## [Exercise description]
Count the lines in the entries below that include the word "definite". Give nothing but the number.

## [Provided records]
....
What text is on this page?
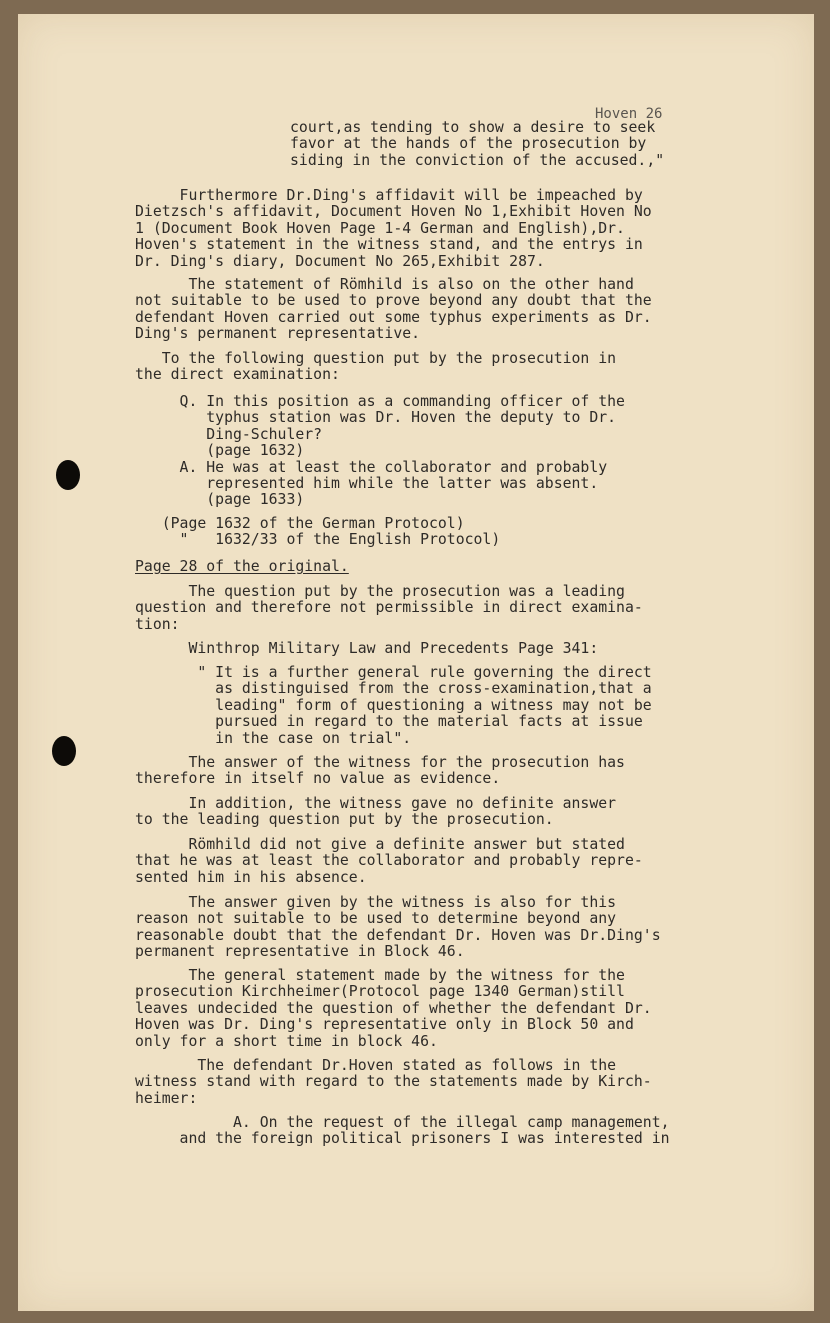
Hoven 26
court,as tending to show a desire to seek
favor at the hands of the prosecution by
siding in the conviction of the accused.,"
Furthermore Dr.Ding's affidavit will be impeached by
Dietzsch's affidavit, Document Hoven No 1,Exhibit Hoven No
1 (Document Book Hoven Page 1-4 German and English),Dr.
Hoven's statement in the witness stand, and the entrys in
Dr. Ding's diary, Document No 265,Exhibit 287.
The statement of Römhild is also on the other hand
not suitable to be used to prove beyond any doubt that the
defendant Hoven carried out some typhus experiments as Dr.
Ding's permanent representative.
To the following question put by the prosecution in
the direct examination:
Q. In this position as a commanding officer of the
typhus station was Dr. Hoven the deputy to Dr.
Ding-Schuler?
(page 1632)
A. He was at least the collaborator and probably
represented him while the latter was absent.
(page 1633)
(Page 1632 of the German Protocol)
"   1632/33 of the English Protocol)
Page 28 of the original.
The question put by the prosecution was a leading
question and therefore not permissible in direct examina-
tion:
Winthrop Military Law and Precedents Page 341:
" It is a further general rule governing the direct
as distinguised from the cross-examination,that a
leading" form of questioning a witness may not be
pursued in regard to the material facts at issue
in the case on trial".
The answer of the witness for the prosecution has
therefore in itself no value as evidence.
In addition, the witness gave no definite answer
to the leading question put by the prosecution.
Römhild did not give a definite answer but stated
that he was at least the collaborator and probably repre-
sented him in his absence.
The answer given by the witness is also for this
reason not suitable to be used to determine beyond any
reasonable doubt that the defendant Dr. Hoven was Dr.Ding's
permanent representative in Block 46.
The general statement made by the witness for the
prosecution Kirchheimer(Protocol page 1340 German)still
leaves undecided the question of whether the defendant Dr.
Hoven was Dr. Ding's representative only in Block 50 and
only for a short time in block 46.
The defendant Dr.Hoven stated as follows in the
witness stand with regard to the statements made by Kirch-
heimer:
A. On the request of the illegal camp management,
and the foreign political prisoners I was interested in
....
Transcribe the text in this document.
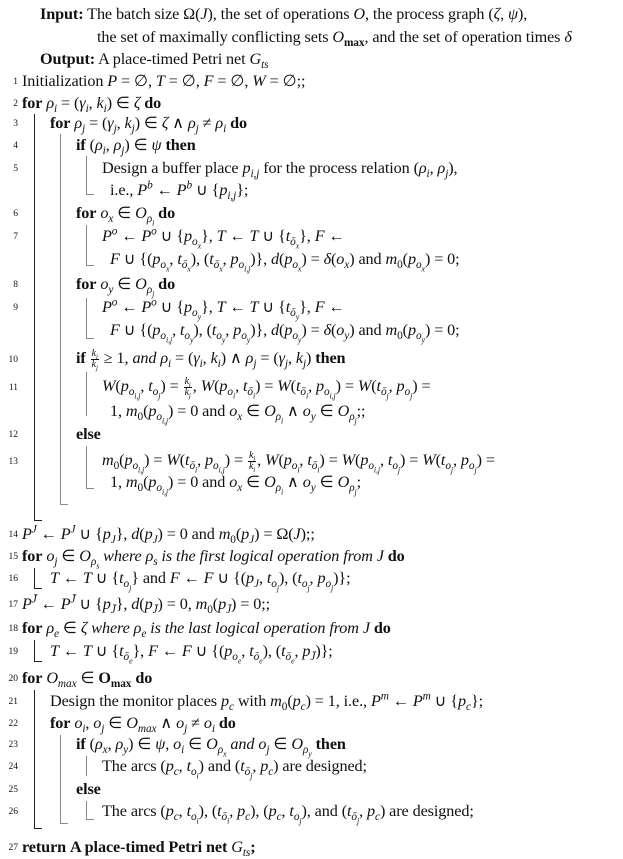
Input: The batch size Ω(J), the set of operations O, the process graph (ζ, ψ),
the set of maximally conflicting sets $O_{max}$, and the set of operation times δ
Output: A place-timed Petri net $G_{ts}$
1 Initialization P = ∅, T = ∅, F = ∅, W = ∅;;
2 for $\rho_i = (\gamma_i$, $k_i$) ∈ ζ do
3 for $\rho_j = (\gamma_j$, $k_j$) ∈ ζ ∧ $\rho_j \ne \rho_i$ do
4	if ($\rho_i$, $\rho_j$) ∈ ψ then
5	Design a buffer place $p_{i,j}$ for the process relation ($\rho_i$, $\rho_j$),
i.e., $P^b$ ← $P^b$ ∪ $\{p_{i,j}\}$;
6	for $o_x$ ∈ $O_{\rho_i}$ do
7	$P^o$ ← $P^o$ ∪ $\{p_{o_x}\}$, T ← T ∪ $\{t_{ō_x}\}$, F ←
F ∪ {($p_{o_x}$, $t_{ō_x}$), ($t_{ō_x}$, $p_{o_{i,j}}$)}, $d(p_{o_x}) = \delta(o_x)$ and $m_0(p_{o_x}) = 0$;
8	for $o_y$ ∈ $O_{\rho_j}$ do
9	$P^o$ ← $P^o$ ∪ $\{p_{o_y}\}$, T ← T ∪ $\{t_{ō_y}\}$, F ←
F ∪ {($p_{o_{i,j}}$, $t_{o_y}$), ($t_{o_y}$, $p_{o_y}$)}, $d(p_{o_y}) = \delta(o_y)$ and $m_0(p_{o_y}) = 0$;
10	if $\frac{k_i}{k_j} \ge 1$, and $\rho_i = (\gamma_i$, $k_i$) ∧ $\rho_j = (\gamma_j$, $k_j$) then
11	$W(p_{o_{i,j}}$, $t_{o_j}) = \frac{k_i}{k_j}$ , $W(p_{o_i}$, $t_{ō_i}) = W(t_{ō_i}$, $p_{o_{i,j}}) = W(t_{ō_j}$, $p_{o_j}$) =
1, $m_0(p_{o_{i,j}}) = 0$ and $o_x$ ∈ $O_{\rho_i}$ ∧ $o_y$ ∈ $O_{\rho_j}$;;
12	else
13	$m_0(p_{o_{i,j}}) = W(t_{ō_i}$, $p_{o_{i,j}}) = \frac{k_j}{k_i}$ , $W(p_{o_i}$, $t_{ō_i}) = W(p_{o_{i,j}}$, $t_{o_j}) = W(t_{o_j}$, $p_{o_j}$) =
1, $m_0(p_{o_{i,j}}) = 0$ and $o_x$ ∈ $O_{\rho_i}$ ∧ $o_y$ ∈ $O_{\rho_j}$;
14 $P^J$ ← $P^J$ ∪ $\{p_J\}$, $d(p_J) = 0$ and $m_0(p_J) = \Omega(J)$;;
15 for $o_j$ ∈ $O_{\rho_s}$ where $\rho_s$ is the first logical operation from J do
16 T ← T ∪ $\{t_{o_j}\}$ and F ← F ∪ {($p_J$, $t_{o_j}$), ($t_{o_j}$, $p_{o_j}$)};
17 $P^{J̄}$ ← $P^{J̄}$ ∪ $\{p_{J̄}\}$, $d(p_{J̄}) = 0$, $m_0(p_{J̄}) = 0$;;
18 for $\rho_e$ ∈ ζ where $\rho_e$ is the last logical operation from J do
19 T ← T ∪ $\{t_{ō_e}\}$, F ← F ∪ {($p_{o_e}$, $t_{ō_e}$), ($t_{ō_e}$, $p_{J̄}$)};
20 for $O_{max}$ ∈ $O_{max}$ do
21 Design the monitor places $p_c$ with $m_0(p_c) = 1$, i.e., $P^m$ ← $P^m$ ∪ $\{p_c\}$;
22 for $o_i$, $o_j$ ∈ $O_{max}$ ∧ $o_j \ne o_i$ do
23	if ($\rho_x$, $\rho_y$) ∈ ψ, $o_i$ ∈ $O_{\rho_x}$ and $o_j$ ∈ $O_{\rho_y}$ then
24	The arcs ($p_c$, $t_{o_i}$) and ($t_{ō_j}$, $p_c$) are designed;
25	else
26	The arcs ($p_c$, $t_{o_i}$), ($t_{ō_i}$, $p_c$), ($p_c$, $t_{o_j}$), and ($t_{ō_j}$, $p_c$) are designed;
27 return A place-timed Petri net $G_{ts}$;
....
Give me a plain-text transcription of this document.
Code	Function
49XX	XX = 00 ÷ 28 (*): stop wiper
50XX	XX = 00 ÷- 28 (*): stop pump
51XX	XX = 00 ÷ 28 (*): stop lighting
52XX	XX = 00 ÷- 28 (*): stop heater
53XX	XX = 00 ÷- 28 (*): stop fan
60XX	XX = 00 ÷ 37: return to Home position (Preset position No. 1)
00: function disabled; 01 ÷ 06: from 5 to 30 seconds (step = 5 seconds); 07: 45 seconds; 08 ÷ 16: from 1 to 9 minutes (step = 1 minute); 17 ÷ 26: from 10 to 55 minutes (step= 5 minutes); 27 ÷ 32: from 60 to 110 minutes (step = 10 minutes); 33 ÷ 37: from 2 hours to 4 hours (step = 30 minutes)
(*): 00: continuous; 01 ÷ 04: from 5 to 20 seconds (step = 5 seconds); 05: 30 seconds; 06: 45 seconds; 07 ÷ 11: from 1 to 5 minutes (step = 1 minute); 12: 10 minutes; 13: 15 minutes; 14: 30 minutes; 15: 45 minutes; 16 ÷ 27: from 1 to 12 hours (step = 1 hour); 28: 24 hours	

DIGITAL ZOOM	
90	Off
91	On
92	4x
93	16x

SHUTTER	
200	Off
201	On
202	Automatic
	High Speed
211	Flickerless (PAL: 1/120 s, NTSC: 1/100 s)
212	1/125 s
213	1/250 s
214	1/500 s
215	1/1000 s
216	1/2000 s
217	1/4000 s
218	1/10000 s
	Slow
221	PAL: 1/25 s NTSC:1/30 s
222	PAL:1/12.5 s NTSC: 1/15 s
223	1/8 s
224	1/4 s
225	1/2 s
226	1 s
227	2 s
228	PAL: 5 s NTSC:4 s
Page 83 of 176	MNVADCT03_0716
....
## [Exercise output]
2